— WHAT YOU SHOULD DO —
Copy down every line where the string "Prigent" shows up.

::: MATERIAL SUPPLIED :::

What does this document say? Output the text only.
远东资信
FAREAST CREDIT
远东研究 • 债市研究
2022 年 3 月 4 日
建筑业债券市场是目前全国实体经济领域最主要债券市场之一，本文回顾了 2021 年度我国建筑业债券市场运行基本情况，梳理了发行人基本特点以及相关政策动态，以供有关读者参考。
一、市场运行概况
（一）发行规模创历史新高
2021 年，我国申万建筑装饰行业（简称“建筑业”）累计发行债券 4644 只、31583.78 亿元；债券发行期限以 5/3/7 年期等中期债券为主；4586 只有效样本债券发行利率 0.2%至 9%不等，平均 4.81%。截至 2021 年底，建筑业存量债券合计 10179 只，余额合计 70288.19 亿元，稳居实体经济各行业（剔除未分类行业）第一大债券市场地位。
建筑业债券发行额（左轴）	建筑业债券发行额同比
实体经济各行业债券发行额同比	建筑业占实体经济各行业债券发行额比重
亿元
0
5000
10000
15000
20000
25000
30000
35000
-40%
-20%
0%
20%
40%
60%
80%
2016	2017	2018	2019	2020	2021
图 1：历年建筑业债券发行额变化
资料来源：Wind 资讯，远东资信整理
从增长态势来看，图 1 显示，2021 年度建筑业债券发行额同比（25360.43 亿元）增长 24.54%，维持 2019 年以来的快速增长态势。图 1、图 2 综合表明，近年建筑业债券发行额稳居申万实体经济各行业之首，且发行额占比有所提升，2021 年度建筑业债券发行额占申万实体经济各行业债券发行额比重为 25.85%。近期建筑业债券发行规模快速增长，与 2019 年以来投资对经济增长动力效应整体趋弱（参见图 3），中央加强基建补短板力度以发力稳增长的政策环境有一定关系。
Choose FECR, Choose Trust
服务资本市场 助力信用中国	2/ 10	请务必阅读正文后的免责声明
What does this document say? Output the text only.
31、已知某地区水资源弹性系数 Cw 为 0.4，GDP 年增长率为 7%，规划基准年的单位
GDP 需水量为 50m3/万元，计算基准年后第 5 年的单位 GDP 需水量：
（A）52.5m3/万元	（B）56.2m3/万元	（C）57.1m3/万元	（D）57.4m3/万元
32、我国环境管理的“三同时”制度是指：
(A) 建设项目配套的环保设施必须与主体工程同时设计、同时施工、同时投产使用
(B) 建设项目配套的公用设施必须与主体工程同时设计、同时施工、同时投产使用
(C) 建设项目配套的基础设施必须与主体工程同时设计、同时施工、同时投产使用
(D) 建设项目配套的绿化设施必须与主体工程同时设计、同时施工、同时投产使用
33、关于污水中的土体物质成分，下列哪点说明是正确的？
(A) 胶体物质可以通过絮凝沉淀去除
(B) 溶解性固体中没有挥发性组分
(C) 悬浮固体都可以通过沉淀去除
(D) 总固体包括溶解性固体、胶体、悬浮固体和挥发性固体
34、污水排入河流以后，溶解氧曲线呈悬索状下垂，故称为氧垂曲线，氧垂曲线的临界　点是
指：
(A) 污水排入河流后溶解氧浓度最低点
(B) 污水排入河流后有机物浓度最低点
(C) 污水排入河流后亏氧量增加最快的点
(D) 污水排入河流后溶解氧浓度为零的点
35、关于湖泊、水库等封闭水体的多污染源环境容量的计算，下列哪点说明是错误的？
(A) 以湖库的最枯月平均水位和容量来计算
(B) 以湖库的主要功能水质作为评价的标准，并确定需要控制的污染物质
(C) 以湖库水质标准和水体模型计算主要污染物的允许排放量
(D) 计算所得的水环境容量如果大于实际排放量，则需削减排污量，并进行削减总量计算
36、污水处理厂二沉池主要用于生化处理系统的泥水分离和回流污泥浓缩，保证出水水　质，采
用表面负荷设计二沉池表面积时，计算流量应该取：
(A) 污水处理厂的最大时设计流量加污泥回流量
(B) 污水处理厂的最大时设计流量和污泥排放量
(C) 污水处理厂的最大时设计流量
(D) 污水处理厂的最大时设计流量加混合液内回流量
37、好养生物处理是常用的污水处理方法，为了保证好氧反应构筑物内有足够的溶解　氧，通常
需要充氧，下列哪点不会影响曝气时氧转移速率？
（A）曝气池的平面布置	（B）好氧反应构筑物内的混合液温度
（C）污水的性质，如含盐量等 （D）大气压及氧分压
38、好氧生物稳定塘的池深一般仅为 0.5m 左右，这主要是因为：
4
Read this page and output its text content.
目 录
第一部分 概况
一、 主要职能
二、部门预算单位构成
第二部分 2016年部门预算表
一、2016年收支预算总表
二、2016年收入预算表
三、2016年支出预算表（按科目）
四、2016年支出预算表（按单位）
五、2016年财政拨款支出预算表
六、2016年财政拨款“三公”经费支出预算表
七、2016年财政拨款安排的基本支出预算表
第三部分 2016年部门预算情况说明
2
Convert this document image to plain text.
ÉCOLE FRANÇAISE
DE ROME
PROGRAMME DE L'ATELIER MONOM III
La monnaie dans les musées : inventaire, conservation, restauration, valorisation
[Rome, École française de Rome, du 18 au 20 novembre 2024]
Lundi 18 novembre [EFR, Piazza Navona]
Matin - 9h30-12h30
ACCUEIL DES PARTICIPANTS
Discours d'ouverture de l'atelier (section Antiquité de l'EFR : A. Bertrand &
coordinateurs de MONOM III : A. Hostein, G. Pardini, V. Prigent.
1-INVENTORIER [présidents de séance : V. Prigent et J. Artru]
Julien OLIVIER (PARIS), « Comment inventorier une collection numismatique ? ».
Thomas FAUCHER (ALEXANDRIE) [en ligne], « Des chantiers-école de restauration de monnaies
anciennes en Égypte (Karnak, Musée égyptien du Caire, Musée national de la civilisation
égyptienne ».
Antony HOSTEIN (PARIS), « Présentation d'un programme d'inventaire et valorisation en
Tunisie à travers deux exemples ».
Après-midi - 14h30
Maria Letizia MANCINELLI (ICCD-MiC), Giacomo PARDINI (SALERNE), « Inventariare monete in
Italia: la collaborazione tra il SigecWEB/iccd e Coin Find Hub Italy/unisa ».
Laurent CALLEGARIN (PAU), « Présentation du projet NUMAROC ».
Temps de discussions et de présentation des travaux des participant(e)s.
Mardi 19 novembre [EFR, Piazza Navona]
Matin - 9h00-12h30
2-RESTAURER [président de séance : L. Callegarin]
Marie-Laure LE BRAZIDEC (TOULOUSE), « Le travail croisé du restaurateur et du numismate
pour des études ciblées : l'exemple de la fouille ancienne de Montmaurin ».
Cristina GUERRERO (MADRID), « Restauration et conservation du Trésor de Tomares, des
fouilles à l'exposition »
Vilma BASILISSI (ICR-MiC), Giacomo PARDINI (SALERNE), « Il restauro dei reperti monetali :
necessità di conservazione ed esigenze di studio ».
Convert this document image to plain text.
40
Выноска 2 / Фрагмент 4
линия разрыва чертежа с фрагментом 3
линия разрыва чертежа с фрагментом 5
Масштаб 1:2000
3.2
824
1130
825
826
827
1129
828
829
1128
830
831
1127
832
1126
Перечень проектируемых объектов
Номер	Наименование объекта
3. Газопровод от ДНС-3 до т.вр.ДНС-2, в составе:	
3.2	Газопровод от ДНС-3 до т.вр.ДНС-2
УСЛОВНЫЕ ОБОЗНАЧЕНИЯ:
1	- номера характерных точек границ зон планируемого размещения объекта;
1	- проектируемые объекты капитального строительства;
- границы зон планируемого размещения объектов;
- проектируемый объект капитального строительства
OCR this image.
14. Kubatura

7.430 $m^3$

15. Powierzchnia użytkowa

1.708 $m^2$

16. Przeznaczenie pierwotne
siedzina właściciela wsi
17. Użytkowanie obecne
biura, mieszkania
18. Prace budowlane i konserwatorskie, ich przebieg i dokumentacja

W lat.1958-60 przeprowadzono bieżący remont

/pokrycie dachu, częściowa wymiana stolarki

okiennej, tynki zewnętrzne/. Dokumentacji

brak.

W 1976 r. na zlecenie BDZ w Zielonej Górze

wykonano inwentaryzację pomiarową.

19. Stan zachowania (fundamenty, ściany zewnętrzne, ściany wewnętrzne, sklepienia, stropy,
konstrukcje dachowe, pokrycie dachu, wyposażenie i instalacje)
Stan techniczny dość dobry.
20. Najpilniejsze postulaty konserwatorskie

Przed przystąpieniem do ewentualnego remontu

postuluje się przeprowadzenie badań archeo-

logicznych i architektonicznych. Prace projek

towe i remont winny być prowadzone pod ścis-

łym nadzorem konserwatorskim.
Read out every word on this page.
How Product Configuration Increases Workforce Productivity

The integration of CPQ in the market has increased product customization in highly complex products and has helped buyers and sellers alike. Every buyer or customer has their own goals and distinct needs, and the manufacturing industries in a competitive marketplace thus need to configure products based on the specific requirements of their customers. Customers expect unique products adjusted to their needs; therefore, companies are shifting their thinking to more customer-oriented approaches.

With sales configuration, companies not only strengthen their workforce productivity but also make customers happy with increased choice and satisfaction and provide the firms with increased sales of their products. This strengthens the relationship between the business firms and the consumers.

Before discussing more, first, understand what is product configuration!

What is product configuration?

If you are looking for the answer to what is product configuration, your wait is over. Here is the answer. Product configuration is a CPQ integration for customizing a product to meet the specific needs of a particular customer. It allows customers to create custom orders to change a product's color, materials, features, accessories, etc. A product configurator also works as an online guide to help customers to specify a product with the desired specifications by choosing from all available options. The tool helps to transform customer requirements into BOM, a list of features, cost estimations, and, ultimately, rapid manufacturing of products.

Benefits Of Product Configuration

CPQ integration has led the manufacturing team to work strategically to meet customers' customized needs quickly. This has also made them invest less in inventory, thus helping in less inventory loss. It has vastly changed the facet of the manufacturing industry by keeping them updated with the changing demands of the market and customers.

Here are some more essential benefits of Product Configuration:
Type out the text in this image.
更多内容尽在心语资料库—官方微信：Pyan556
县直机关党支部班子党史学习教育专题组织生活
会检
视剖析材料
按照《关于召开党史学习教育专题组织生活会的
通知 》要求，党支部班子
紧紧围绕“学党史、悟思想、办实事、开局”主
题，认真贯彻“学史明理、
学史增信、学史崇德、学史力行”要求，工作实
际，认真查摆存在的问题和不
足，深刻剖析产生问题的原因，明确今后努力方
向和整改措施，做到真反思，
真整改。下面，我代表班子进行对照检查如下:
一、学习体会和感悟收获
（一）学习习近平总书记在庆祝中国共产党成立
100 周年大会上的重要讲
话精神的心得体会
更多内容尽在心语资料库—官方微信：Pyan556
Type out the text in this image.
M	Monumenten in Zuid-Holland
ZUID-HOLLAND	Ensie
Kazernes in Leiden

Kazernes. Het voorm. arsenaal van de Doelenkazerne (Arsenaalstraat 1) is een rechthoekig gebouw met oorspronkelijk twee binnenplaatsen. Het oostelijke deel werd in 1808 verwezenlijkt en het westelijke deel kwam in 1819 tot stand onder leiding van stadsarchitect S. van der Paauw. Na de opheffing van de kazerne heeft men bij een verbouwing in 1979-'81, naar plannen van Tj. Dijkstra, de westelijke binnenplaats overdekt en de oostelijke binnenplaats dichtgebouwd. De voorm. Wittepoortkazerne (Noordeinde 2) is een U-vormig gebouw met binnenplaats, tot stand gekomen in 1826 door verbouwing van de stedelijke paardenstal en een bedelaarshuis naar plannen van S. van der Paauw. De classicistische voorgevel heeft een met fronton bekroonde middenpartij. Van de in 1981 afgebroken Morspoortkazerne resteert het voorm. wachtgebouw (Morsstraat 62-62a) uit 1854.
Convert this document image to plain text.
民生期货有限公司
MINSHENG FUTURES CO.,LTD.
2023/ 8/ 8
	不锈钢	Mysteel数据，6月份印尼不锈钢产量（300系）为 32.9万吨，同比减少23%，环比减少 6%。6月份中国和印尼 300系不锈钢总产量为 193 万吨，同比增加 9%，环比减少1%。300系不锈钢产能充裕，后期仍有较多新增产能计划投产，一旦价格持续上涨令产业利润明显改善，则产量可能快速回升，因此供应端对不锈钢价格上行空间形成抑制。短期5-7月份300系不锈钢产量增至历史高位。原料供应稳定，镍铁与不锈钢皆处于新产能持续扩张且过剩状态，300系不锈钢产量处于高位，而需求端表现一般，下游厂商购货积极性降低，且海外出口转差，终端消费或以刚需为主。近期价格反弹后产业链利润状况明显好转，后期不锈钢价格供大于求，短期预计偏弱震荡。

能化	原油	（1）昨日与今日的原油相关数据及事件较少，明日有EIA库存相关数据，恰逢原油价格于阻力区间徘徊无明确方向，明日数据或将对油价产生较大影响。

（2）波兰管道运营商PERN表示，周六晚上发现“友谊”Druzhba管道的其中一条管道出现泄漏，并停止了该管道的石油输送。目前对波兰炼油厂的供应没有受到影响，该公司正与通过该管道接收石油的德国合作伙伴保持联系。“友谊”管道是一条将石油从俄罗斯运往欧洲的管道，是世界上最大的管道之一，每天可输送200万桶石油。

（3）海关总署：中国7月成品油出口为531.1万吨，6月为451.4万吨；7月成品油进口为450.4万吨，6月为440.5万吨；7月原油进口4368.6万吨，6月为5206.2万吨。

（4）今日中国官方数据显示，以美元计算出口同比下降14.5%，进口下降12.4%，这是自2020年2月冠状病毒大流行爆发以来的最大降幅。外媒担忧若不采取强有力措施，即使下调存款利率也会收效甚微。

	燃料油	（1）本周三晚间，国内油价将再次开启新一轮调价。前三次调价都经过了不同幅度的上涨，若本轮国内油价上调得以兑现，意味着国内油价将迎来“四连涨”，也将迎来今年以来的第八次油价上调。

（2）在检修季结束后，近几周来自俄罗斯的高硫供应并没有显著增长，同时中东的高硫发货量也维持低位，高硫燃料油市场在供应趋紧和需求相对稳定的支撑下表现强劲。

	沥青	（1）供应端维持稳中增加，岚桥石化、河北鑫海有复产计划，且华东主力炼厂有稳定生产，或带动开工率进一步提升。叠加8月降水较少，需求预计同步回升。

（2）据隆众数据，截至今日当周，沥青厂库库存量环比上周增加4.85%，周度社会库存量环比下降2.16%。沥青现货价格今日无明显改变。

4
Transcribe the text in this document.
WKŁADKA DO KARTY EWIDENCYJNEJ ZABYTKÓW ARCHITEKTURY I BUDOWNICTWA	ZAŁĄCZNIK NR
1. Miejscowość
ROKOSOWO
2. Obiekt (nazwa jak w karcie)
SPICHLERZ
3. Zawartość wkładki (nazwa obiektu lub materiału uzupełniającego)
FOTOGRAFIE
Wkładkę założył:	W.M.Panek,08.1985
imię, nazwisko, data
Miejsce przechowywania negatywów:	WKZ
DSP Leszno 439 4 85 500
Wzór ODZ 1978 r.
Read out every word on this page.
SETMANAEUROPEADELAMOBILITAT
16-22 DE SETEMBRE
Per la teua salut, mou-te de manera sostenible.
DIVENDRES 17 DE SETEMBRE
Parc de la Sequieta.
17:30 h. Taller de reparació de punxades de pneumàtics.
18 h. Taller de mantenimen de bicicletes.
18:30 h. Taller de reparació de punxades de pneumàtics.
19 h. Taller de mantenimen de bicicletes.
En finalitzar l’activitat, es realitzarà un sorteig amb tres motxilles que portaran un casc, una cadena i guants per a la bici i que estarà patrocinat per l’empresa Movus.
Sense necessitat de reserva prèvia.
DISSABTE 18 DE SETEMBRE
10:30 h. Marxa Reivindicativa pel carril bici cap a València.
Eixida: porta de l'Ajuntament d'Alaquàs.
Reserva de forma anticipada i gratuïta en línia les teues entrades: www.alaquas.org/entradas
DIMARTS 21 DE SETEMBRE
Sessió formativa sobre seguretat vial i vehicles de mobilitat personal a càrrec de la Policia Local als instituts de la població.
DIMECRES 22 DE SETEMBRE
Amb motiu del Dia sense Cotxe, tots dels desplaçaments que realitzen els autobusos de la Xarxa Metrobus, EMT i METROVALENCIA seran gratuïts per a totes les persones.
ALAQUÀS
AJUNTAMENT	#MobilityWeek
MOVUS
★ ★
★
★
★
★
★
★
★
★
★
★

:::

— ANSWER TO THIS TASK —
coordinateurs de MONOM III : A. Hostein, G. Pardini, V. Prigent.
1-INVENTORIER [présidents de séance : V. Prigent et J. Artru]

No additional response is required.